▶ _DIRECTION_: Write the material out again in full, exactly.

Figure collection entries:
────────────────────
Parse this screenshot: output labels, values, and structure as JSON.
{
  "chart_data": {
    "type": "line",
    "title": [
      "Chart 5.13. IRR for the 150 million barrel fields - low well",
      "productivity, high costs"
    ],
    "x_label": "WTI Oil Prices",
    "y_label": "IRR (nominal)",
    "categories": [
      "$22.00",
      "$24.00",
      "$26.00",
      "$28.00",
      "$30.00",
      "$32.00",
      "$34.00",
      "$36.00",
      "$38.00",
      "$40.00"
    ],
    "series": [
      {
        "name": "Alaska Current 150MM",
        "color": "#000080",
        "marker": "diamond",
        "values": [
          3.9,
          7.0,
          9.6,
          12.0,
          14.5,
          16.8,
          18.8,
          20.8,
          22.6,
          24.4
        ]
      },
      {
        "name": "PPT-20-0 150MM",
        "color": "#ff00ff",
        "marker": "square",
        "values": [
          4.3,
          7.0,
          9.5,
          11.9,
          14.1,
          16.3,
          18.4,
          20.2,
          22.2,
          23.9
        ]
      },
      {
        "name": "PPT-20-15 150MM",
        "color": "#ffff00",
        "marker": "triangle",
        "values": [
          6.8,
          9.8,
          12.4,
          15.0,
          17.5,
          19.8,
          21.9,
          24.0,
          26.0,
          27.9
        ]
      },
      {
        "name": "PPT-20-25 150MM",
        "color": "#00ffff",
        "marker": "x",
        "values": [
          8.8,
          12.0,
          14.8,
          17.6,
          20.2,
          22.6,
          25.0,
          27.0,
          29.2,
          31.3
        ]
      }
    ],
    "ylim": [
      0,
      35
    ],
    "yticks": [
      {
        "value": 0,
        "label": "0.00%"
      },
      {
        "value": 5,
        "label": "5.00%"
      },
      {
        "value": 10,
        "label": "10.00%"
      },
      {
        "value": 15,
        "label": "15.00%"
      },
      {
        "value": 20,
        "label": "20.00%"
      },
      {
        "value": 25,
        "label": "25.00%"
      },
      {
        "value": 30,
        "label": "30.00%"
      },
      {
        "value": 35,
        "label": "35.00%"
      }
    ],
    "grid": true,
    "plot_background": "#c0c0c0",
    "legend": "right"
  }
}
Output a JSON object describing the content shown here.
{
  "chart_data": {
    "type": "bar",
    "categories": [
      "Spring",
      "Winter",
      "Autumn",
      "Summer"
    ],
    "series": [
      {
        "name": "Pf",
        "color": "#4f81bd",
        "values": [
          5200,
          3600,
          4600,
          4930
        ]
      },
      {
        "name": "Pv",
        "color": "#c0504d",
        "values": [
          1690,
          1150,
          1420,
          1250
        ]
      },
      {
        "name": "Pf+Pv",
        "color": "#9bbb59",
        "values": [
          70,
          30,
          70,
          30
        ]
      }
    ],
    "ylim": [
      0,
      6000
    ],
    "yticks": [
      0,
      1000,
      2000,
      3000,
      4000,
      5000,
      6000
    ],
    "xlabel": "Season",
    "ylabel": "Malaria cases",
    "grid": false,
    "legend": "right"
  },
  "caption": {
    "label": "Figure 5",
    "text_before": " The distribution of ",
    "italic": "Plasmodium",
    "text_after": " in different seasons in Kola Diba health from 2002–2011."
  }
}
────────────────────
▶ _ANSWER TO THE EXERCISE_:
Parse this screenshot: output labels, values, and structure as JSON.
{
  "chart_data": {
    "type": "line",
    "title": [
      "Chart 5.13. IRR for the 150 million barrel fields - low well",
      "productivity, high costs"
    ],
    "x_label": "WTI Oil Prices",
    "y_label": "IRR (nominal)",
    "categories": [
      "$22.00",
      "$24.00",
      "$26.00",
      "$28.00",
      "$30.00",
      "$32.00",
      "$34.00",
      "$36.00",
      "$38.00",
      "$40.00"
    ],
    "series": [
      {
        "name": "Alaska Current 150MM",
        "color": "#000080",
        "marker": "diamond",
        "values": [
          3.9,
          7.0,
          9.6,
          12.0,
          14.5,
          16.8,
          18.8,
          20.8,
          22.6,
          24.4
        ]
      },
      {
        "name": "PPT-20-0 150MM",
        "color": "#ff00ff",
        "marker": "square",
        "values": [
          4.3,
          7.0,
          9.5,
          11.9,
          14.1,
          16.3,
          18.4,
          20.2,
          22.2,
          23.9
        ]
      },
      {
        "name": "PPT-20-15 150MM",
        "color": "#ffff00",
        "marker": "triangle",
        "values": [
          6.8,
          9.8,
          12.4,
          15.0,
          17.5,
          19.8,
          21.9,
          24.0,
          26.0,
          27.9
        ]
      },
      {
        "name": "PPT-20-25 150MM",
        "color": "#00ffff",
        "marker": "x",
        "values": [
          8.8,
          12.0,
          14.8,
          17.6,
          20.2,
          22.6,
          25.0,
          27.0,
          29.2,
          31.3
        ]
      }
    ],
    "ylim": [
      0,
      35
    ],
    "yticks": [
      {
        "value": 0,
        "label": "0.00%"
      },
      {
        "value": 5,
        "label": "5.00%"
      },
      {
        "value": 10,
        "label": "10.00%"
      },
      {
        "value": 15,
        "label": "15.00%"
      },
      {
        "value": 20,
        "label": "20.00%"
      },
      {
        "value": 25,
        "label": "25.00%"
      },
      {
        "value": 30,
        "label": "30.00%"
      },
      {
        "value": 35,
        "label": "35.00%"
      }
    ],
    "grid": true,
    "plot_background": "#c0c0c0",
    "legend": "right"
  }
}
Output a JSON object describing the content shown here.
{
  "chart_data": {
    "type": "bar",
    "categories": [
      "Spring",
      "Winter",
      "Autumn",
      "Summer"
    ],
    "series": [
      {
        "name": "Pf",
        "color": "#4f81bd",
        "values": [
          5200,
          3600,
          4600,
          4930
        ]
      },
      {
        "name": "Pv",
        "color": "#c0504d",
        "values": [
          1690,
          1150,
          1420,
          1250
        ]
      },
      {
        "name": "Pf+Pv",
        "color": "#9bbb59",
        "values": [
          70,
          30,
          70,
          30
        ]
      }
    ],
    "ylim": [
      0,
      6000
    ],
    "yticks": [
      0,
      1000,
      2000,
      3000,
      4000,
      5000,
      6000
    ],
    "xlabel": "Season",
    "ylabel": "Malaria cases",
    "grid": false,
    "legend": "right"
  },
  "caption": {
    "label": "Figure 5",
    "text_before": " The distribution of ",
    "italic": "Plasmodium",
    "text_after": " in different seasons in Kola Diba health from 2002–2011."
  }
}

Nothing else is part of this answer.